** WRITTEN REQUEST **
Repeat the whole listing below, word for word.

** GIVEN RECORDS **
===
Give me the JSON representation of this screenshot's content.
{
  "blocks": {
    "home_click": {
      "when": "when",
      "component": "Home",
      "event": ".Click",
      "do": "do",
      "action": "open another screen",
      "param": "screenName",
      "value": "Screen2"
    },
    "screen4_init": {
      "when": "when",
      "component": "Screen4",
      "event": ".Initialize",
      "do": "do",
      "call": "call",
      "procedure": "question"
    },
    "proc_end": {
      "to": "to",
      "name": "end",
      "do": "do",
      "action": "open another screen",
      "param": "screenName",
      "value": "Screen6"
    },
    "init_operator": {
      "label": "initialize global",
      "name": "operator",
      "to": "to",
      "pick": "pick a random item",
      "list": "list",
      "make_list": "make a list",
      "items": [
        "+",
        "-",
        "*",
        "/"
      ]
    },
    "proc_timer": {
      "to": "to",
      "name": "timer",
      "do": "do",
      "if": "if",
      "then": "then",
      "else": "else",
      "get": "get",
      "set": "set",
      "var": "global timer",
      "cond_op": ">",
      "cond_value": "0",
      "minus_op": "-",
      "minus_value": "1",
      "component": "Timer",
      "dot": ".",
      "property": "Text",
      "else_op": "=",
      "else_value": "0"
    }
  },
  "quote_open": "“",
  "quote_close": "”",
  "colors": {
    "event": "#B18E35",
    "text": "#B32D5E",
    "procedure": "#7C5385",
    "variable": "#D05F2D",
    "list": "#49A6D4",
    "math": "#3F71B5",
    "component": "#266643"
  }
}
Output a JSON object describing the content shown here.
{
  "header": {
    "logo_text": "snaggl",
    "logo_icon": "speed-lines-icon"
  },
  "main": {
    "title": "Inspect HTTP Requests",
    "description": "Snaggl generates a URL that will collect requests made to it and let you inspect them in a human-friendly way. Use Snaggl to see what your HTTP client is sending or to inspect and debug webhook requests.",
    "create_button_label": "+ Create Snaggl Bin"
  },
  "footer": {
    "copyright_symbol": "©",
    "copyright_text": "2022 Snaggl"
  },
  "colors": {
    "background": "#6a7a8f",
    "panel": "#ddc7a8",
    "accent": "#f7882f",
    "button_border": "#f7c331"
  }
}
===
** OUTPUT **
Give me the JSON representation of this screenshot's content.
{
  "blocks": {
    "home_click": {
      "when": "when",
      "component": "Home",
      "event": ".Click",
      "do": "do",
      "action": "open another screen",
      "param": "screenName",
      "value": "Screen2"
    },
    "screen4_init": {
      "when": "when",
      "component": "Screen4",
      "event": ".Initialize",
      "do": "do",
      "call": "call",
      "procedure": "question"
    },
    "proc_end": {
      "to": "to",
      "name": "end",
      "do": "do",
      "action": "open another screen",
      "param": "screenName",
      "value": "Screen6"
    },
    "init_operator": {
      "label": "initialize global",
      "name": "operator",
      "to": "to",
      "pick": "pick a random item",
      "list": "list",
      "make_list": "make a list",
      "items": [
        "+",
        "-",
        "*",
        "/"
      ]
    },
    "proc_timer": {
      "to": "to",
      "name": "timer",
      "do": "do",
      "if": "if",
      "then": "then",
      "else": "else",
      "get": "get",
      "set": "set",
      "var": "global timer",
      "cond_op": ">",
      "cond_value": "0",
      "minus_op": "-",
      "minus_value": "1",
      "component": "Timer",
      "dot": ".",
      "property": "Text",
      "else_op": "=",
      "else_value": "0"
    }
  },
  "quote_open": "“",
  "quote_close": "”",
  "colors": {
    "event": "#B18E35",
    "text": "#B32D5E",
    "procedure": "#7C5385",
    "variable": "#D05F2D",
    "list": "#49A6D4",
    "math": "#3F71B5",
    "component": "#266643"
  }
}
Output a JSON object describing the content shown here.
{
  "header": {
    "logo_text": "snaggl",
    "logo_icon": "speed-lines-icon"
  },
  "main": {
    "title": "Inspect HTTP Requests",
    "description": "Snaggl generates a URL that will collect requests made to it and let you inspect them in a human-friendly way. Use Snaggl to see what your HTTP client is sending or to inspect and debug webhook requests.",
    "create_button_label": "+ Create Snaggl Bin"
  },
  "footer": {
    "copyright_symbol": "©",
    "copyright_text": "2022 Snaggl"
  },
  "colors": {
    "background": "#6a7a8f",
    "panel": "#ddc7a8",
    "accent": "#f7882f",
    "button_border": "#f7c331"
  }
}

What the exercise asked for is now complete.